→ Extracted records:
◆ ◆ ◆ ◆ ◆ ◆ ◆

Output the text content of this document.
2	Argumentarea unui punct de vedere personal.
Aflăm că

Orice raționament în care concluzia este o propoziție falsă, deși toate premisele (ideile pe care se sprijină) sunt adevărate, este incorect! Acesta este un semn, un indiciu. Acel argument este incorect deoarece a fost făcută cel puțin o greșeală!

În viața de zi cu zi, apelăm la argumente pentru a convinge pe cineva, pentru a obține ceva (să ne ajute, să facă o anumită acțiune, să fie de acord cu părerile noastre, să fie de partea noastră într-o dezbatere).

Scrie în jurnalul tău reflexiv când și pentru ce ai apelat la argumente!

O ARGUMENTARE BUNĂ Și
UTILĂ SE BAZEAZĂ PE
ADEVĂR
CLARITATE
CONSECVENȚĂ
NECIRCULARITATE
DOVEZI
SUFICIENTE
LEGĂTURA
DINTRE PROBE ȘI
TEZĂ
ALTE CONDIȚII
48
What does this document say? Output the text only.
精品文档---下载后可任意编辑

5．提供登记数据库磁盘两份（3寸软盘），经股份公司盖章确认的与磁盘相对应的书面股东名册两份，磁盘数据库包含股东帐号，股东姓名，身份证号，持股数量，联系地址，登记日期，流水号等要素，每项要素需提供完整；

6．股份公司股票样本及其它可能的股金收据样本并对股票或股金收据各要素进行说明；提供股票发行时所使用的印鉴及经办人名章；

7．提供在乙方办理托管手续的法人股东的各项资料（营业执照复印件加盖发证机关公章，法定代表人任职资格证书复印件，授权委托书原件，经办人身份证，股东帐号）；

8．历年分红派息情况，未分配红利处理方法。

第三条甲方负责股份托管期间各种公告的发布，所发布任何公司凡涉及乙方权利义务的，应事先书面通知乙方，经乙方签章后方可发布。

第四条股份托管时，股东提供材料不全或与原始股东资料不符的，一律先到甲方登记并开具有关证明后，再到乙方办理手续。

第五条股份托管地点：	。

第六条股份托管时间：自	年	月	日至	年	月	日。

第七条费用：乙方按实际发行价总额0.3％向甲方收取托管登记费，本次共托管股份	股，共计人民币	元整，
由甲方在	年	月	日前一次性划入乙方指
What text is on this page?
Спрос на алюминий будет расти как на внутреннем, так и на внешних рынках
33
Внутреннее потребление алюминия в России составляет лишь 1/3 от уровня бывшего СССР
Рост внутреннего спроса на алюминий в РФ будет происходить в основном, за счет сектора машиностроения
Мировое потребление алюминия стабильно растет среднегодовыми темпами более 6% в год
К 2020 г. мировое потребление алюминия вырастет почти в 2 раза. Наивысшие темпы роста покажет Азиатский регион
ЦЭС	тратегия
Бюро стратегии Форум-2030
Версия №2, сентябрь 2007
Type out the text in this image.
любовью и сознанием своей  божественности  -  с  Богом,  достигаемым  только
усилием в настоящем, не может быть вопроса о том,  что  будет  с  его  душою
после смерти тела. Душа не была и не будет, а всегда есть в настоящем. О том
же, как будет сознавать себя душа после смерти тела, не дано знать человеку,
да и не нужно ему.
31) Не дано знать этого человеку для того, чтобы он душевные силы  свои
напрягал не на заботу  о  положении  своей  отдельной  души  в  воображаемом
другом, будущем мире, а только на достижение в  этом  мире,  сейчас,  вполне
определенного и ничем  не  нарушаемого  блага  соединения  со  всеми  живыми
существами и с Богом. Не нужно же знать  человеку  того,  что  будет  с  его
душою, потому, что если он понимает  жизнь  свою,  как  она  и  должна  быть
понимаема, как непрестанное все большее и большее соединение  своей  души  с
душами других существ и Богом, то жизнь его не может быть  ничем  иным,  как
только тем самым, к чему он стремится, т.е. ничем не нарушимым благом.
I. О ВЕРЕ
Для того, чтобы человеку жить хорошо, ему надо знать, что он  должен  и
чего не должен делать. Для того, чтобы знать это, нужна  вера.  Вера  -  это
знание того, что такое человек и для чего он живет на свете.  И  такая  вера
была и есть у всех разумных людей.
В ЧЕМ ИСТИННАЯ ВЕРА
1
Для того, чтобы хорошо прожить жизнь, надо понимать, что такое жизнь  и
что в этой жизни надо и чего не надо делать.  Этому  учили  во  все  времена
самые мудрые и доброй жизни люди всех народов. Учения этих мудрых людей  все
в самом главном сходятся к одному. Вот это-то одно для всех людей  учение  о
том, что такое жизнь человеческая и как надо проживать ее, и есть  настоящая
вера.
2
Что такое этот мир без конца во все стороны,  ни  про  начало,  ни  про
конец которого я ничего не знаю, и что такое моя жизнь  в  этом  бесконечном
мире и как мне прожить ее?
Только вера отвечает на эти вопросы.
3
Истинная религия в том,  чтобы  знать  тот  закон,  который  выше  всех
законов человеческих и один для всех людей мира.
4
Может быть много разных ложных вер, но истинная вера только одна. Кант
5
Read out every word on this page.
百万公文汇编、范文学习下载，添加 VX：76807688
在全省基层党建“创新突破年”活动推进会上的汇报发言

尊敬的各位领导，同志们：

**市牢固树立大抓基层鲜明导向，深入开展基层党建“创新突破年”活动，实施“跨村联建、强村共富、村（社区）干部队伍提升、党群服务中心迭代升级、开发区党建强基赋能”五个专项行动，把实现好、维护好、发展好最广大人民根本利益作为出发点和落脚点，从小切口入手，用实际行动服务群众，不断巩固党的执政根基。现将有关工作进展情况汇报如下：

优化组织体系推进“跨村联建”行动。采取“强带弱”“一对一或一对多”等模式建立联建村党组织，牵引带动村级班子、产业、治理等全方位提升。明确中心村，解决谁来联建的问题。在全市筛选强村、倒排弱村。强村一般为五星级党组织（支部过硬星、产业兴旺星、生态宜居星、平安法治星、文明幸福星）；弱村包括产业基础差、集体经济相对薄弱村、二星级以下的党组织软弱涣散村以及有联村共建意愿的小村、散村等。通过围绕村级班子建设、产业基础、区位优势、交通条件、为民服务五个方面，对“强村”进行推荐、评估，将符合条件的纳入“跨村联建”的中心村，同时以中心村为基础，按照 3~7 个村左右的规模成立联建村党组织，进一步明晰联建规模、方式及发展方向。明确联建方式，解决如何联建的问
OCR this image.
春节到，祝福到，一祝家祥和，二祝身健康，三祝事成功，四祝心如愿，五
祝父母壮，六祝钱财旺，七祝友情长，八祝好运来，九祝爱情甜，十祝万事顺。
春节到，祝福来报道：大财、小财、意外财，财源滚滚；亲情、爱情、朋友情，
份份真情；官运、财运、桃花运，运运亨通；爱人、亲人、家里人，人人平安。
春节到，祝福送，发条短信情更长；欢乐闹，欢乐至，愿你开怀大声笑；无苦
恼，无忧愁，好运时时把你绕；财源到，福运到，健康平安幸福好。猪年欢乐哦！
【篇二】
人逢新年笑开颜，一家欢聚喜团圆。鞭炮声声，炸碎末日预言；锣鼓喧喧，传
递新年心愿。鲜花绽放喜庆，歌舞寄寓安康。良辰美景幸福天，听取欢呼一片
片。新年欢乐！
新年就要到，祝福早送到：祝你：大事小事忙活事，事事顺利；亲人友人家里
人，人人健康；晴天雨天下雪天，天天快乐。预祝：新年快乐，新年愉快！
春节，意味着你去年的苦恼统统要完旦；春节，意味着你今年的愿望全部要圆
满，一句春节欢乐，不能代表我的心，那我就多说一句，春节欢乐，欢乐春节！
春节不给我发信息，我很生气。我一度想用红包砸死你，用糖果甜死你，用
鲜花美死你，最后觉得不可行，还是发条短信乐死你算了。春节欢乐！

◆ ◆ ◆ ◆ ◆ ◆ ◆

→ Required task:
Reproduce the full listing above, character for character.

→ Answer to the task:
Output the text content of this document.
2	Argumentarea unui punct de vedere personal.
Aflăm că

Orice raționament în care concluzia este o propoziție falsă, deși toate premisele (ideile pe care se sprijină) sunt adevărate, este incorect! Acesta este un semn, un indiciu. Acel argument este incorect deoarece a fost făcută cel puțin o greșeală!

În viața de zi cu zi, apelăm la argumente pentru a convinge pe cineva, pentru a obține ceva (să ne ajute, să facă o anumită acțiune, să fie de acord cu părerile noastre, să fie de partea noastră într-o dezbatere).

Scrie în jurnalul tău reflexiv când și pentru ce ai apelat la argumente!

O ARGUMENTARE BUNĂ Și
UTILĂ SE BAZEAZĂ PE
ADEVĂR
CLARITATE
CONSECVENȚĂ
NECIRCULARITATE
DOVEZI
SUFICIENTE
LEGĂTURA
DINTRE PROBE ȘI
TEZĂ
ALTE CONDIȚII
48
What does this document say? Output the text only.
精品文档---下载后可任意编辑

5．提供登记数据库磁盘两份（3寸软盘），经股份公司盖章确认的与磁盘相对应的书面股东名册两份，磁盘数据库包含股东帐号，股东姓名，身份证号，持股数量，联系地址，登记日期，流水号等要素，每项要素需提供完整；

6．股份公司股票样本及其它可能的股金收据样本并对股票或股金收据各要素进行说明；提供股票发行时所使用的印鉴及经办人名章；

7．提供在乙方办理托管手续的法人股东的各项资料（营业执照复印件加盖发证机关公章，法定代表人任职资格证书复印件，授权委托书原件，经办人身份证，股东帐号）；

8．历年分红派息情况，未分配红利处理方法。

第三条甲方负责股份托管期间各种公告的发布，所发布任何公司凡涉及乙方权利义务的，应事先书面通知乙方，经乙方签章后方可发布。

第四条股份托管时，股东提供材料不全或与原始股东资料不符的，一律先到甲方登记并开具有关证明后，再到乙方办理手续。

第五条股份托管地点：	。

第六条股份托管时间：自	年	月	日至	年	月	日。

第七条费用：乙方按实际发行价总额0.3％向甲方收取托管登记费，本次共托管股份	股，共计人民币	元整，
由甲方在	年	月	日前一次性划入乙方指
What text is on this page?
Спрос на алюминий будет расти как на внутреннем, так и на внешних рынках
33
Внутреннее потребление алюминия в России составляет лишь 1/3 от уровня бывшего СССР
Рост внутреннего спроса на алюминий в РФ будет происходить в основном, за счет сектора машиностроения
Мировое потребление алюминия стабильно растет среднегодовыми темпами более 6% в год
К 2020 г. мировое потребление алюминия вырастет почти в 2 раза. Наивысшие темпы роста покажет Азиатский регион
ЦЭС	тратегия
Бюро стратегии Форум-2030
Версия №2, сентябрь 2007
Type out the text in this image.
любовью и сознанием своей  божественности  -  с  Богом,  достигаемым  только
усилием в настоящем, не может быть вопроса о том,  что  будет  с  его  душою
после смерти тела. Душа не была и не будет, а всегда есть в настоящем. О том
же, как будет сознавать себя душа после смерти тела, не дано знать человеку,
да и не нужно ему.
31) Не дано знать этого человеку для того, чтобы он душевные силы  свои
напрягал не на заботу  о  положении  своей  отдельной  души  в  воображаемом
другом, будущем мире, а только на достижение в  этом  мире,  сейчас,  вполне
определенного и ничем  не  нарушаемого  блага  соединения  со  всеми  живыми
существами и с Богом. Не нужно же знать  человеку  того,  что  будет  с  его
душою, потому, что если он понимает  жизнь  свою,  как  она  и  должна  быть
понимаема, как непрестанное все большее и большее соединение  своей  души  с
душами других существ и Богом, то жизнь его не может быть  ничем  иным,  как
только тем самым, к чему он стремится, т.е. ничем не нарушимым благом.
I. О ВЕРЕ
Для того, чтобы человеку жить хорошо, ему надо знать, что он  должен  и
чего не должен делать. Для того, чтобы знать это, нужна  вера.  Вера  -  это
знание того, что такое человек и для чего он живет на свете.  И  такая  вера
была и есть у всех разумных людей.
В ЧЕМ ИСТИННАЯ ВЕРА
1
Для того, чтобы хорошо прожить жизнь, надо понимать, что такое жизнь  и
что в этой жизни надо и чего не надо делать.  Этому  учили  во  все  времена
самые мудрые и доброй жизни люди всех народов. Учения этих мудрых людей  все
в самом главном сходятся к одному. Вот это-то одно для всех людей  учение  о
том, что такое жизнь человеческая и как надо проживать ее, и есть  настоящая
вера.
2
Что такое этот мир без конца во все стороны,  ни  про  начало,  ни  про
конец которого я ничего не знаю, и что такое моя жизнь  в  этом  бесконечном
мире и как мне прожить ее?
Только вера отвечает на эти вопросы.
3
Истинная религия в том,  чтобы  знать  тот  закон,  который  выше  всех
законов человеческих и один для всех людей мира.
4
Может быть много разных ложных вер, но истинная вера только одна. Кант
5
Read out every word on this page.
百万公文汇编、范文学习下载，添加 VX：76807688
在全省基层党建“创新突破年”活动推进会上的汇报发言

尊敬的各位领导，同志们：

**市牢固树立大抓基层鲜明导向，深入开展基层党建“创新突破年”活动，实施“跨村联建、强村共富、村（社区）干部队伍提升、党群服务中心迭代升级、开发区党建强基赋能”五个专项行动，把实现好、维护好、发展好最广大人民根本利益作为出发点和落脚点，从小切口入手，用实际行动服务群众，不断巩固党的执政根基。现将有关工作进展情况汇报如下：

优化组织体系推进“跨村联建”行动。采取“强带弱”“一对一或一对多”等模式建立联建村党组织，牵引带动村级班子、产业、治理等全方位提升。明确中心村，解决谁来联建的问题。在全市筛选强村、倒排弱村。强村一般为五星级党组织（支部过硬星、产业兴旺星、生态宜居星、平安法治星、文明幸福星）；弱村包括产业基础差、集体经济相对薄弱村、二星级以下的党组织软弱涣散村以及有联村共建意愿的小村、散村等。通过围绕村级班子建设、产业基础、区位优势、交通条件、为民服务五个方面，对“强村”进行推荐、评估，将符合条件的纳入“跨村联建”的中心村，同时以中心村为基础，按照 3~7 个村左右的规模成立联建村党组织，进一步明晰联建规模、方式及发展方向。明确联建方式，解决如何联建的问
OCR this image.
春节到，祝福到，一祝家祥和，二祝身健康，三祝事成功，四祝心如愿，五
祝父母壮，六祝钱财旺，七祝友情长，八祝好运来，九祝爱情甜，十祝万事顺。
春节到，祝福来报道：大财、小财、意外财，财源滚滚；亲情、爱情、朋友情，
份份真情；官运、财运、桃花运，运运亨通；爱人、亲人、家里人，人人平安。
春节到，祝福送，发条短信情更长；欢乐闹，欢乐至，愿你开怀大声笑；无苦
恼，无忧愁，好运时时把你绕；财源到，福运到，健康平安幸福好。猪年欢乐哦！
【篇二】
人逢新年笑开颜，一家欢聚喜团圆。鞭炮声声，炸碎末日预言；锣鼓喧喧，传
递新年心愿。鲜花绽放喜庆，歌舞寄寓安康。良辰美景幸福天，听取欢呼一片
片。新年欢乐！
新年就要到，祝福早送到：祝你：大事小事忙活事，事事顺利；亲人友人家里
人，人人健康；晴天雨天下雪天，天天快乐。预祝：新年快乐，新年愉快！
春节，意味着你去年的苦恼统统要完旦；春节，意味着你今年的愿望全部要圆
满，一句春节欢乐，不能代表我的心，那我就多说一句，春节欢乐，欢乐春节！
春节不给我发信息，我很生气。我一度想用红包砸死你，用糖果甜死你，用
鲜花美死你，最后觉得不可行，还是发条短信乐死你算了。春节欢乐！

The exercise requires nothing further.